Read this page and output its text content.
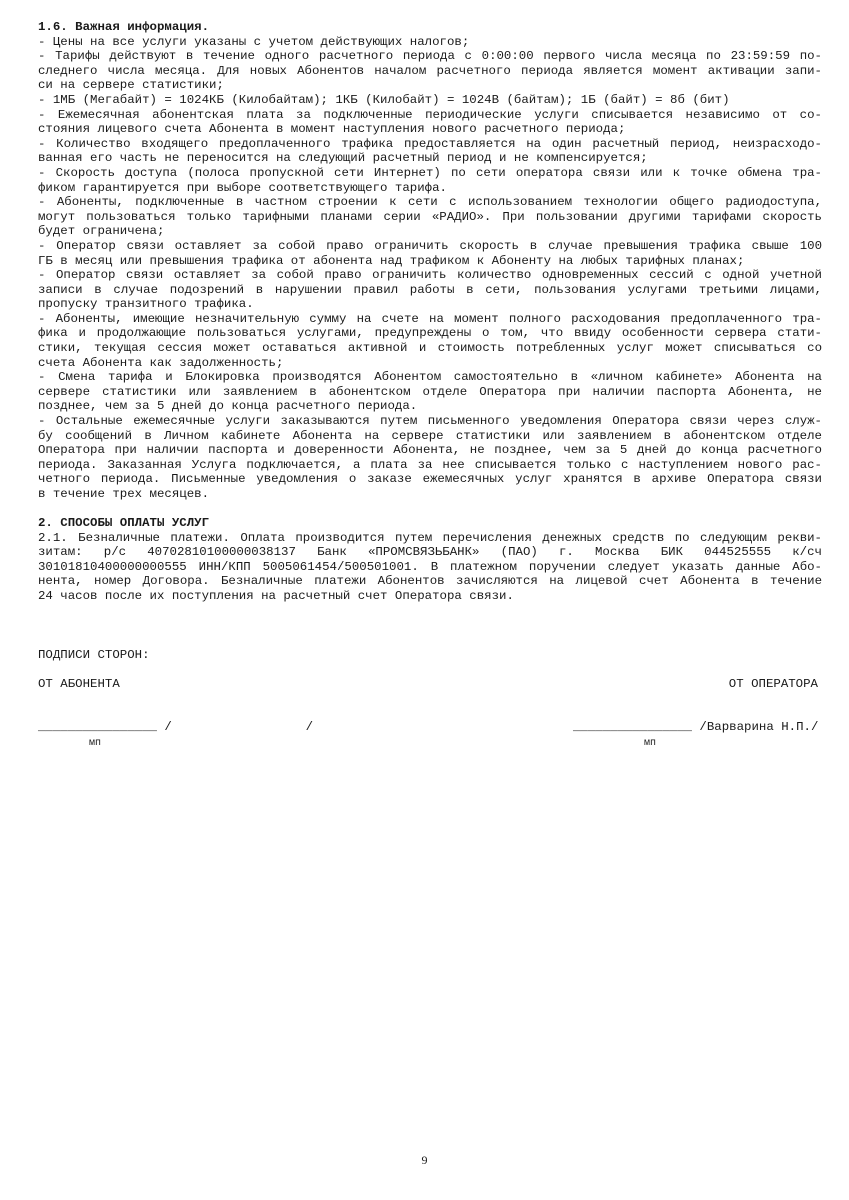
1.6. Важная информация.
- Цены на все услуги указаны с учетом действующих налогов;
- Тарифы действуют в течение одного расчетного периода с 0:00:00 первого числа месяца по 23:59:59 по-
следнего числа месяца. Для новых Абонентов началом расчетного периода является момент активации запи-
си на сервере статистики;
- 1МБ (Мегабайт) = 1024КБ (Килобайтам); 1КБ (Килобайт) = 1024В (байтам); 1Б (байт) = 8б (бит)
- Ежемесячная абонентская плата за подключенные периодические услуги списывается независимо от со-
стояния лицевого счета Абонента в момент наступления нового расчетного периода;
- Количество входящего предоплаченного трафика предоставляется на один расчетный период, неизрасходо-
ванная его часть не переносится на следующий расчетный период и не компенсируется;
- Скорость доступа (полоса пропускной сети Интернет) по сети оператора связи или к точке обмена тра-
фиком гарантируется при выборе соответствующего тарифа.
- Абоненты, подключенные в частном строении к сети с использованием технологии общего радиодоступа,
могут пользоваться только тарифными планами серии «РАДИО». При пользовании другими тарифами скорость
будет ограничена;
- Оператор связи оставляет за собой право ограничить скорость в случае превышения трафика свыше 100
ГБ в месяц или превышения трафика от абонента над трафиком к Абоненту на любых тарифных планах;
- Оператор связи оставляет за собой право ограничить количество одновременных сессий с одной учетной
записи в случае подозрений в нарушении правил работы в сети, пользования услугами третьими лицами,
пропуску транзитного трафика.
- Абоненты, имеющие незначительную сумму на счете на момент полного расходования предоплаченного тра-
фика и продолжающие пользоваться услугами, предупреждены о том, что ввиду особенности сервера стати-
стики, текущая сессия может оставаться активной и стоимость потребленных услуг может списываться со
счета Абонента как задолженность;
- Смена тарифа и Блокировка производятся Абонентом самостоятельно в «личном кабинете» Абонента на
сервере статистики или заявлением в абонентском отделе Оператора при наличии паспорта Абонента, не
позднее, чем за 5 дней до конца расчетного периода.
- Остальные ежемесячные услуги заказываются путем письменного уведомления Оператора связи через служ-
бу сообщений в Личном кабинете Абонента на сервере статистики или заявлением в абонентском отделе
Оператора при наличии паспорта и доверенности Абонента, не позднее, чем за 5 дней до конца расчетного
периода. Заказанная Услуга подключается, а плата за нее списывается только с наступлением нового рас-
четного периода. Письменные уведомления о заказе ежемесячных услуг хранятся в архиве Оператора связи
в течение трех месяцев.
2. СПОСОБЫ ОПЛАТЫ УСЛУГ
2.1. Безналичные платежи. Оплата производится путем перечисления денежных средств по следующим рекви-
зитам: р/с 40702810100000038137 Банк «ПРОМСВЯЗЬБАНК» (ПАО) г. Москва БИК 044525555 к/сч
30101810400000000555 ИНН/КПП 5005061454/500501001. В платежном поручении следует указать данные Або-
нента, номер Договора. Безналичные платежи Абонентов зачисляются на лицевой счет Абонента в течение
24 часов после их поступления на расчетный счет Оператора связи.
ПОДПИСИ СТОРОН:
ОТ АБОНЕНТА	ОТ ОПЕРАТОРА
________________ /                  /	________________ /Варварина Н.П./
мп	мп
9
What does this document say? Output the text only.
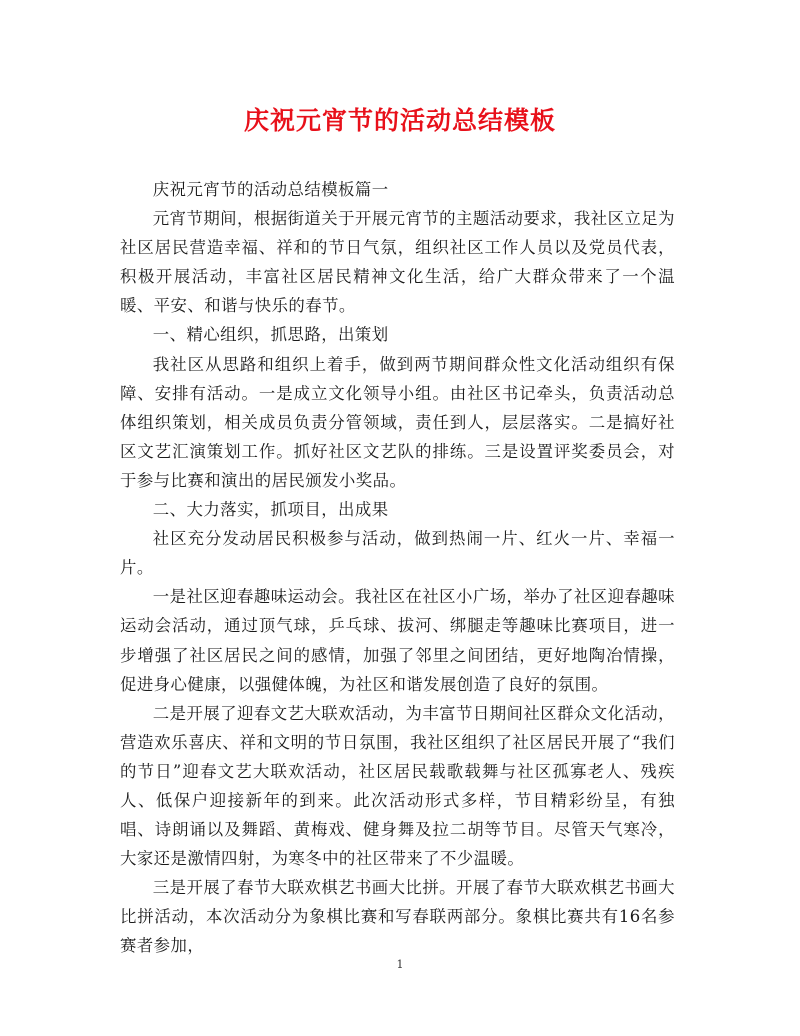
庆祝元宵节的活动总结模板

庆祝元宵节的活动总结模板篇一

元宵节期间，根据街道关于开展元宵节的主题活动要求，我社区立足为社区居民营造幸福、祥和的节日气氛，组织社区工作人员以及党员代表，积极开展活动，丰富社区居民精神文化生活，给广大群众带来了一个温暖、平安、和谐与快乐的春节。

一、精心组织，抓思路，出策划

我社区从思路和组织上着手，做到两节期间群众性文化活动组织有保障、安排有活动。一是成立文化领导小组。由社区书记牵头，负责活动总体组织策划，相关成员负责分管领域，责任到人，层层落实。二是搞好社区文艺汇演策划工作。抓好社区文艺队的排练。三是设置评奖委员会，对于参与比赛和演出的居民颁发小奖品。

二、大力落实，抓项目，出成果

社区充分发动居民积极参与活动，做到热闹一片、红火一片、幸福一片。

一是社区迎春趣味运动会。我社区在社区小广场，举办了社区迎春趣味运动会活动，通过顶气球，乒乓球、拔河、绑腿走等趣味比赛项目，进一步增强了社区居民之间的感情，加强了邻里之间团结，更好地陶冶情操，促进身心健康，以强健体魄，为社区和谐发展创造了良好的氛围。

二是开展了迎春文艺大联欢活动，为丰富节日期间社区群众文化活动，营造欢乐喜庆、祥和文明的节日氛围，我社区组织了社区居民开展了“我们的节日”迎春文艺大联欢活动，社区居民载歌载舞与社区孤寡老人、残疾人、低保户迎接新年的到来。此次活动形式多样，节目精彩纷呈，有独唱、诗朗诵以及舞蹈、黄梅戏、健身舞及拉二胡等节目。尽管天气寒冷，大家还是激情四射，为寒冬中的社区带来了不少温暖。

三是开展了春节大联欢棋艺书画大比拼。开展了春节大联欢棋艺书画大比拼活动，本次活动分为象棋比赛和写春联两部分。象棋比赛共有16名参赛者参加，

1
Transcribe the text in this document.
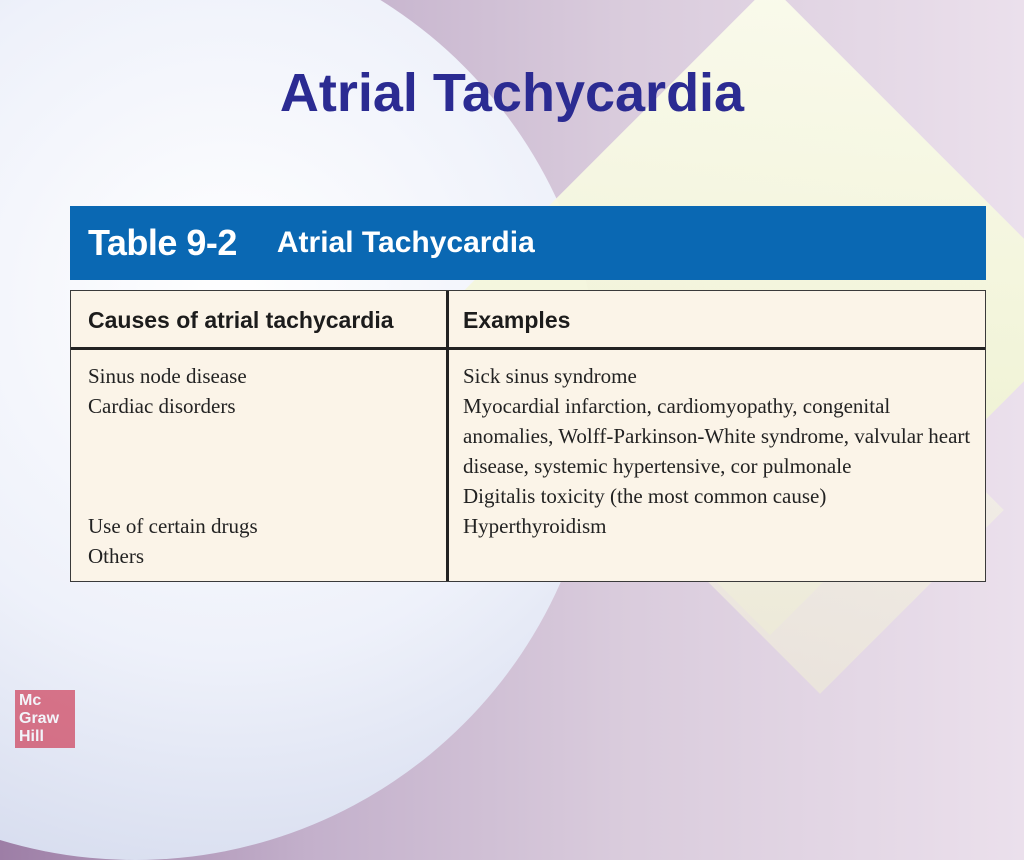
Atrial Tachycardia
Table 9-2 Atrial Tachycardia
Causes of atrial tachycardia	Examples
Sinus node disease
Cardiac disorders
Use of certain drugs
Others
Sick sinus syndrome
Myocardial infarction, cardiomyopathy, congenital anomalies, Wolff-Parkinson-White syndrome, valvular heart disease, systemic hypertensive, cor pulmonale
Digitalis toxicity (the most common cause)
Hyperthyroidism
Mc
Graw
Hill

+ + +

▸ EXERCISE: Gather all lines from the listing above in which "Абоненты" occurs.

▸ CORRECT OUTPUT:
- Абоненты, подключенные в частном строении к сети с использованием технологии общего радиодоступа,
- Абоненты, имеющие незначительную сумму на счете на момент полного расходования предоплаченного тра-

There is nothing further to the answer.